# Micron Sieve



## aaronb (Nov 16, 2012)

Has anyone on the forum experimented with sieving for brewed coffee, and do you have any sources for a cheap sieve? (ideally 125 microns).

Camv6's thread just reminded me about the idea, looked into it a while back when matey in the WBC used a sieve in his routine for espresso but everything I found was really expensive or just not in a format friendly to small scale sieving of coffee.


----------



## Mrboots2u (May 10, 2013)

I would be up some do this for brewed and espresso and seeing what the results are ..

I know Gary had some idea of cheapish ones .Mr D link us up ....


----------



## froggystyle (Oct 30, 2013)

Are you talking about sieving before loading into the PF?


----------



## jeebsy (May 5, 2013)

You can get them on eBay cheap sold as aquarium sieves


----------



## Mrboots2u (May 10, 2013)

froggystyle said:


> Are you talking about sieving before loading into the PF?


No sieving the coffee after it has poured , like you would a lumpy custard......


----------



## froggystyle (Oct 30, 2013)

Mrboots2u said:


> No sieving the coffee after it has poured , like you would a lumpy custard......


Errr have to ask why?


----------



## Mrboots2u (May 10, 2013)

froggystyle said:


> Errr have to ask why?


Do you really ????.


----------



## froggystyle (Oct 30, 2013)

I do believe so...

Or are you pulling my leg?


----------



## jeebsy (May 5, 2013)

Froggy have you never had a lumpy coffee?


----------



## froggystyle (Oct 30, 2013)

But Aaron says someone used to use it as part of his routine, would he be testing as part of a routine?


----------



## Mrboots2u (May 10, 2013)

froggystyle said:


> But Aaron says someone used to use it as part of his routine, would he be testing as part of a routine?


Go check the WBC clip links

He proper sieves his espresso after he pours it into another cup to "redefine it"

I believe this was because he wasn't allowed a centrifuge as part of his routine ...

Perhaps next year


----------



## jeebsy (May 5, 2013)

Lumps are caused by too high a dissolved solids, they bond again in the cup, bit of a hazard with the ek's higher extractions


----------



## Mrboots2u (May 10, 2013)

I have attempted sieving espresso at home, I may be able to demonstrate with a clip later on tonight if people are interested ....


----------



## froggystyle (Oct 30, 2013)

Another step in the process!

++++

◆ Tasks for this exercise:
a) From the coffee sieve thread, transcribe everything from "I have attempted" down to "in the process!".
b) Answer these questions about the coffee sieve thread:
(i) What sieve size does aaronb say would be ideal?
(ii) Where does jeebsy say the sieves can be bought cheaply, and what are they sold as?
(iii) According to jeebsy, what causes lumps?

◆ Dataset entries:

++++

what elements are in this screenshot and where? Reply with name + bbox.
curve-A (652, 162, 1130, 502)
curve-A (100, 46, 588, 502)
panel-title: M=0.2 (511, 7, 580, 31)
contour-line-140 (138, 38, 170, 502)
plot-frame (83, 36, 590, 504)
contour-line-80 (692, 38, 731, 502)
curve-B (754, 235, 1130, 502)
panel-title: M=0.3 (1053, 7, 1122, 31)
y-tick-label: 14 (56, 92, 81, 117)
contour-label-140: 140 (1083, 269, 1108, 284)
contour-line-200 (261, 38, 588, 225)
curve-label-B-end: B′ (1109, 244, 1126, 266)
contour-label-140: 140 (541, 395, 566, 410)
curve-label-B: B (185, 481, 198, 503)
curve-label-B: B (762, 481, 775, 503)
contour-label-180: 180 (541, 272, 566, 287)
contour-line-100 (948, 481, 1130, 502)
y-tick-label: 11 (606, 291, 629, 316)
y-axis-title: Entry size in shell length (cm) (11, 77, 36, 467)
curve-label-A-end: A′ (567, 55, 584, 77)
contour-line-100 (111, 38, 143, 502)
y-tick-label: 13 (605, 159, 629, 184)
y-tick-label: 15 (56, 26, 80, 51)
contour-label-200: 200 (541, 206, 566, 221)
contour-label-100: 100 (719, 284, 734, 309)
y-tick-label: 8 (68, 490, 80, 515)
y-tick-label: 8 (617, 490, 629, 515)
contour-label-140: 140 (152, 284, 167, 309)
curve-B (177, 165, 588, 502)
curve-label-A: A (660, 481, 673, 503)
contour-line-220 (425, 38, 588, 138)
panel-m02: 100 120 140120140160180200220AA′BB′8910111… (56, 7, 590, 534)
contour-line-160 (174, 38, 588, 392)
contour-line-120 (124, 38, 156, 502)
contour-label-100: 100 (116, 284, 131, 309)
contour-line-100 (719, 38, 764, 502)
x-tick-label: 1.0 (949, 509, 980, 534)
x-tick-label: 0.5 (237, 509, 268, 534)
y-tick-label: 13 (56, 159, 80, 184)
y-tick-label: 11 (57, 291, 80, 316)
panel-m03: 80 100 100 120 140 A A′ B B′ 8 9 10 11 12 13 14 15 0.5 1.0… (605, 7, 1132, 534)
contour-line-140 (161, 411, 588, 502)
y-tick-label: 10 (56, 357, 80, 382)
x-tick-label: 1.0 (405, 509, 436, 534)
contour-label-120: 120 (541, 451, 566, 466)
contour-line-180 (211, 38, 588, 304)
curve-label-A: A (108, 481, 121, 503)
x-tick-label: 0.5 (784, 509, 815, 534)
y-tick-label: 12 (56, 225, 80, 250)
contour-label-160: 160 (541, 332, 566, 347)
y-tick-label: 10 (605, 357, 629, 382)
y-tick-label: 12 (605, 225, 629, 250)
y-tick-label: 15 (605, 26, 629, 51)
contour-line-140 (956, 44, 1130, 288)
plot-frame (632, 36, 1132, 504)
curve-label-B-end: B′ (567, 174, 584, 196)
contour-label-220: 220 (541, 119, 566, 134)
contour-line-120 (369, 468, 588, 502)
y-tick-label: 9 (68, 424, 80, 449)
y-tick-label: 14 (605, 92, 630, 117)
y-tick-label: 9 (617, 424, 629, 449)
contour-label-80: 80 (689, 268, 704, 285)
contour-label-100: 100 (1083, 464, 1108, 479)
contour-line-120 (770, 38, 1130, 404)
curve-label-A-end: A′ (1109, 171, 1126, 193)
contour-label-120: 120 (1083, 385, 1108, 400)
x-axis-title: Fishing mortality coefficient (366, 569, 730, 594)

++++

◆ Answers to each task:
a)
I have attempted sieving espresso at home, I may be able to demonstrate with a clip later on tonight if people are interested ....


----------



## froggystyle (Oct 30, 2013)

Another step in the process!

b)
(i) 125 microns.
(ii) On eBay, sold as aquarium sieves.
(iii) Too high a dissolved solids.